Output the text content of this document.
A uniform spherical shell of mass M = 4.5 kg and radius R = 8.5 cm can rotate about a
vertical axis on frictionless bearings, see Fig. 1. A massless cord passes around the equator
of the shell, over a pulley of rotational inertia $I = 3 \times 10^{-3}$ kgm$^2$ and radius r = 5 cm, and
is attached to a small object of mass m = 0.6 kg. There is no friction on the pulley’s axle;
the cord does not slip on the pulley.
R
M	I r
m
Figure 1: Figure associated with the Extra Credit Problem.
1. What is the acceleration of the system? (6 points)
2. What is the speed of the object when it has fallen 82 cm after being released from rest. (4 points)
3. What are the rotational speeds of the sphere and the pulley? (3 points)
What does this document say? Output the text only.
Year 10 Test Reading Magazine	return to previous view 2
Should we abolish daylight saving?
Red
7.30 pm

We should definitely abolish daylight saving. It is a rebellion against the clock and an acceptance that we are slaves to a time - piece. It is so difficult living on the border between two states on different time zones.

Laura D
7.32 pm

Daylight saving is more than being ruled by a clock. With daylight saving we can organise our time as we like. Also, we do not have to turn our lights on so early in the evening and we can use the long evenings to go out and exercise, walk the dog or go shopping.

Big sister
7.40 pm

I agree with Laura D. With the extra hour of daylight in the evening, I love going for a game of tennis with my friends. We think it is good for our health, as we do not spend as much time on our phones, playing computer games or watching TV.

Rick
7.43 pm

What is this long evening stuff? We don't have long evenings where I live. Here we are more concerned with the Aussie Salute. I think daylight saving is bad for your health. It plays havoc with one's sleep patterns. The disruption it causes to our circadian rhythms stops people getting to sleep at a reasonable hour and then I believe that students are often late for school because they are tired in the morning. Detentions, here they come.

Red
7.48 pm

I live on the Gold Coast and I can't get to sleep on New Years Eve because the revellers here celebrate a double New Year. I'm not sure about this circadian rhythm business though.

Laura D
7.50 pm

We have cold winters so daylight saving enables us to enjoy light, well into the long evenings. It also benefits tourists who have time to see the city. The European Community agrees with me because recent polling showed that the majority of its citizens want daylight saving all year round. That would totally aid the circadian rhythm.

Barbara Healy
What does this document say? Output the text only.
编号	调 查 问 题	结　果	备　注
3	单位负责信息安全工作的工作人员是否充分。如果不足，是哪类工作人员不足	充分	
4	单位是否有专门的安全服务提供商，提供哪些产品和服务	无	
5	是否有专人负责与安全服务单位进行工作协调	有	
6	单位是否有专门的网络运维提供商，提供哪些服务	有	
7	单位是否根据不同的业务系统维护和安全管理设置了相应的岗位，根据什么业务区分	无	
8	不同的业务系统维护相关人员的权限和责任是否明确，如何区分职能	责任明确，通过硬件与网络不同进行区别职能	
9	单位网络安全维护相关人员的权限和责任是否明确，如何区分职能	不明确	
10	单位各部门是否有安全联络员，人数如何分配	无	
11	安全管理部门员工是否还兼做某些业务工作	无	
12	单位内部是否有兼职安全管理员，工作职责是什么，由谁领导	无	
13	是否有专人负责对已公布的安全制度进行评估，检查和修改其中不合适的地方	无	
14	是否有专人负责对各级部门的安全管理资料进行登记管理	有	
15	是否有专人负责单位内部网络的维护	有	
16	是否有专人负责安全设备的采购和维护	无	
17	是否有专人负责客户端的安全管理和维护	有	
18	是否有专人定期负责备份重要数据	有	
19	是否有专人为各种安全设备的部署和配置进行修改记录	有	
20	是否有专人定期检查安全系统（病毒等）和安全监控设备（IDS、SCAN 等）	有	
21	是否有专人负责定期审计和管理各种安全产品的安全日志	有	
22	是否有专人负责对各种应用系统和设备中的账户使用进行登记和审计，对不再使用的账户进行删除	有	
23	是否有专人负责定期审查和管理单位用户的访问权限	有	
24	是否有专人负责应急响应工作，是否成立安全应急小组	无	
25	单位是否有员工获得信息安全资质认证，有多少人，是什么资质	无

* Instructions to follow *
Check every line for "more" and show the ones that have it.

* The reply *
Daylight saving is more than being ruled by a clock. With daylight saving we can organise our time as we like. Also, we do not have to turn our lights on so early in the evening and we can use the long evenings to go out and exercise, walk the dog or go shopping.
What is this long evening stuff? We don't have long evenings where I live. Here we are more concerned with the Aussie Salute. I think daylight saving is bad for your health. It plays havoc with one's sleep patterns. The disruption it causes to our circadian rhythms stops people getting to sleep at a reasonable hour and then I believe that students are often late for school because they are tired in the morning. Detentions, here they come.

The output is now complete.